> _Texto extraído_
A Franquia Muda de Tom

Evil Dead Burn é o terceiro filme da série desde o reboot de 2013 e o sexto da franquia em geral. Diferentemente dos clássicos originais — que misturavam gore excessivo com humor absurdo e leveza característica — este novo capítulo abandona completamente o tom gonzo que marcava especialmente Evil Dead II (1987) para abraçar uma abordagem muito mais sombria e visceral.

O que os Críticos Elogiaram

Segundo o Variety, o filme funciona efetivamente nos seus próprios termos: uma peça de “gross-out guignol” que remete a um drama de rancor e demônios familiares. O veículo compara a atmosfera a uma peça de Eugene O’Neill encenada por Herschell Gordon Lewis, sugerindo uma ambição dramática e visual que vai além do simples entretenimento de horror. Os críticos reconhecem que, embora o espírito Evil Dead esteja vivo, a franquia evoluiu para um território muito mais obscuro.

> _A fazer_
Reproduza o trecho do texto sobre Evil Dead Burn, começando em "Evil Dead Burn" e terminando em "sombria e visceral.". O material a seguir vem de outra fonte.

> _Extrato de dados_
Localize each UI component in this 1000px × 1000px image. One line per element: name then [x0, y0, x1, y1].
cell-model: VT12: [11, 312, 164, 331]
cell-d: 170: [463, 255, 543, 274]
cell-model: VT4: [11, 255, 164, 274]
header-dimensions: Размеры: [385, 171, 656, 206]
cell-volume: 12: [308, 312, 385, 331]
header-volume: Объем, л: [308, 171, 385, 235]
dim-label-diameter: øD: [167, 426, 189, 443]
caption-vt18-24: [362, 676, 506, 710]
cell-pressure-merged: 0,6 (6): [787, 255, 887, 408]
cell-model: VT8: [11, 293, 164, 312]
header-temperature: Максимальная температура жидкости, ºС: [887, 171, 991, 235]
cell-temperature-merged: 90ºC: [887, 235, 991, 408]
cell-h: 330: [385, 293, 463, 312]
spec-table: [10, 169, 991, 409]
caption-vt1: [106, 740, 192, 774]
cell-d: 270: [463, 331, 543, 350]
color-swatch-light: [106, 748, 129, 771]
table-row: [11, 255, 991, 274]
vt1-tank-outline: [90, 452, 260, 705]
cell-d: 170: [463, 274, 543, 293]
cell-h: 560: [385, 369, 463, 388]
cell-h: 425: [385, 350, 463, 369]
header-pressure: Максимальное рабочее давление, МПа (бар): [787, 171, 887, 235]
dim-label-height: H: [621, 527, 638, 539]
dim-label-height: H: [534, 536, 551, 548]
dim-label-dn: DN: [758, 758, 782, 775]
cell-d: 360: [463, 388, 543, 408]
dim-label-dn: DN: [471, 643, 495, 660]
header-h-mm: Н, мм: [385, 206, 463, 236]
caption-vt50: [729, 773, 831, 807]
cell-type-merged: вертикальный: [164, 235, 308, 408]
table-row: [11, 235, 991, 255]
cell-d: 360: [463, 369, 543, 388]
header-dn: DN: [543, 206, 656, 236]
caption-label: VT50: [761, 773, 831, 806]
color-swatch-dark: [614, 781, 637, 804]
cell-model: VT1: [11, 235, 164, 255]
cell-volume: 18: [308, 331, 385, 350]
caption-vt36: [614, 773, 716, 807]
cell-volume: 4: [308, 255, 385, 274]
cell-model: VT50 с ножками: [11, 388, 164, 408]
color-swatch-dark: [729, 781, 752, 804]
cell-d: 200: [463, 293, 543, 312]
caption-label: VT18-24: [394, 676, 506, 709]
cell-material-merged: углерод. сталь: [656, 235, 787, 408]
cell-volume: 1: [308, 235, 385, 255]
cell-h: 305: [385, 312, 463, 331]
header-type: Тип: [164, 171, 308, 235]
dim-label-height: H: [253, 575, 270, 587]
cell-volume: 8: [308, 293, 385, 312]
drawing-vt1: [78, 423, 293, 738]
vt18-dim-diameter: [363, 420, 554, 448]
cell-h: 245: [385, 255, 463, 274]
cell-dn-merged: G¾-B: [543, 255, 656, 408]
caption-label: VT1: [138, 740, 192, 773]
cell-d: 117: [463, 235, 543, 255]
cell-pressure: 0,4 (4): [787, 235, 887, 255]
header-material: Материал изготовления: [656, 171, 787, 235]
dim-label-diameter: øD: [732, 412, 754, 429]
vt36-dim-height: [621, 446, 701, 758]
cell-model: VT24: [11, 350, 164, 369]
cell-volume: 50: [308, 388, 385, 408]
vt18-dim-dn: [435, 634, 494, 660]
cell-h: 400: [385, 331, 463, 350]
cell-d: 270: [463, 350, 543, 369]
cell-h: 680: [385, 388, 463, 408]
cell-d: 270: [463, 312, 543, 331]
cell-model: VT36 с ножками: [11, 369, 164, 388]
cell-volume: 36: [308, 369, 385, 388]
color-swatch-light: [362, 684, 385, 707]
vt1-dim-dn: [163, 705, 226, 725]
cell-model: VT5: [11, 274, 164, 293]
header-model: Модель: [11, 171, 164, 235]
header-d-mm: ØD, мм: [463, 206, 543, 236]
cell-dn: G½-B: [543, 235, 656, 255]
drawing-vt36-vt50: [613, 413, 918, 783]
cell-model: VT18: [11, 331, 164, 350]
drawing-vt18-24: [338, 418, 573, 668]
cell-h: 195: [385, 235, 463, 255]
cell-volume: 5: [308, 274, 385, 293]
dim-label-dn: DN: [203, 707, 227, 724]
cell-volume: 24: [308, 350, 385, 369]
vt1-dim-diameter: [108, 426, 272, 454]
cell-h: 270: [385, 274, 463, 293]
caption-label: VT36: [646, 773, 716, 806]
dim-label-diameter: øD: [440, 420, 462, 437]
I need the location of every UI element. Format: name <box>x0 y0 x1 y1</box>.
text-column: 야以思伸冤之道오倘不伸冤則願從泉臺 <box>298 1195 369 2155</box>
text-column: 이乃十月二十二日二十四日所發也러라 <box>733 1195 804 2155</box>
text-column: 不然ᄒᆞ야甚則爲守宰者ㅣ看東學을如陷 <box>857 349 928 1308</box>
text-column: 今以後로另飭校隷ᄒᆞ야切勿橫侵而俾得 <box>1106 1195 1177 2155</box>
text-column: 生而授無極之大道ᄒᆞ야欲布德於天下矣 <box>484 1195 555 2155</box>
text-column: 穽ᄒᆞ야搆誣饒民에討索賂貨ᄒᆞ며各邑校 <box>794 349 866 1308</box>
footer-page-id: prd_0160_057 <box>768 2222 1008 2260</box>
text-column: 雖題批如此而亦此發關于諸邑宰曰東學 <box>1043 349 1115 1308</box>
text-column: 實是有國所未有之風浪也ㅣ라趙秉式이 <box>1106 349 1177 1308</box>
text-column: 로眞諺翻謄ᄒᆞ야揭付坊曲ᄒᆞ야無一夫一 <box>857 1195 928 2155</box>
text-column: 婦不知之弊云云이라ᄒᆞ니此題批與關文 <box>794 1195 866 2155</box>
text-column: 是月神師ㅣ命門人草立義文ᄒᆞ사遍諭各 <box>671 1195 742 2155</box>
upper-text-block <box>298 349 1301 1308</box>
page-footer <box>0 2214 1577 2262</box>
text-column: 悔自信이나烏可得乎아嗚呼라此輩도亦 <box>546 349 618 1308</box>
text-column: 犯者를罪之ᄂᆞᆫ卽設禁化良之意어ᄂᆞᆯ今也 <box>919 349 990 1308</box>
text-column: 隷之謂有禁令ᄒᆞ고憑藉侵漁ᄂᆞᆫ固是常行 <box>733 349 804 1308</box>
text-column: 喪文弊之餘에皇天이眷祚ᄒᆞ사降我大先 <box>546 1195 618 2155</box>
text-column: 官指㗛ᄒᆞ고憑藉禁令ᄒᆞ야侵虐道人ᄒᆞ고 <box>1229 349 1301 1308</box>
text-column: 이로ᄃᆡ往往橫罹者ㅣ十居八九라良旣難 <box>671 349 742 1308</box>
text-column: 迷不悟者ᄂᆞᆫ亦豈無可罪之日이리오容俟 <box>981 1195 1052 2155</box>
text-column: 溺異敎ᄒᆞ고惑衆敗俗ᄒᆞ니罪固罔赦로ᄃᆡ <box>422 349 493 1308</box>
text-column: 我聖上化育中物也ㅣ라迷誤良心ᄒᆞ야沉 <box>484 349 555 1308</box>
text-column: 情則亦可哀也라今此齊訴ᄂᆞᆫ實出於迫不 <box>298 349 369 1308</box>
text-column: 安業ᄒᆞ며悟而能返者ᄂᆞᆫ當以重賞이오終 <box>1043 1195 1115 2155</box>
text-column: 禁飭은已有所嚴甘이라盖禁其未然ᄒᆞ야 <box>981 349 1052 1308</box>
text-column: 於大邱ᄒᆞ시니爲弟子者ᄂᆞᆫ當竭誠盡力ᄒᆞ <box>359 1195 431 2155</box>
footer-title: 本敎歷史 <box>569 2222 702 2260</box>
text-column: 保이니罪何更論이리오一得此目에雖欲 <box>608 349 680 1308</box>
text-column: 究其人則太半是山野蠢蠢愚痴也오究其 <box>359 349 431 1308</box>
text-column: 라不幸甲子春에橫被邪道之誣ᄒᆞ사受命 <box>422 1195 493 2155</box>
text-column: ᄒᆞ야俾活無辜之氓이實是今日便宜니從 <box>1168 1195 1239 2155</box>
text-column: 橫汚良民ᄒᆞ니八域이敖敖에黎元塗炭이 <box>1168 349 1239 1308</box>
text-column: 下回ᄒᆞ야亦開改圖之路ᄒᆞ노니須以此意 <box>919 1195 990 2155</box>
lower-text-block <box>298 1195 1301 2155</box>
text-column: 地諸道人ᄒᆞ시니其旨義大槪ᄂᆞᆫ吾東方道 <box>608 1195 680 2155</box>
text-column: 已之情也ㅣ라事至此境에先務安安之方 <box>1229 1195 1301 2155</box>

> _Resultado do exercício_
Evil Dead Burn é o terceiro filme da série desde o reboot de 2013 e o sexto da franquia em geral. Diferentemente dos clássicos originais — que misturavam gore excessivo com humor absurdo e leveza característica — este novo capítulo abandona completamente o tom gonzo que marcava especialmente Evil Dead II (1987) para abraçar uma abordagem muito mais sombria e visceral.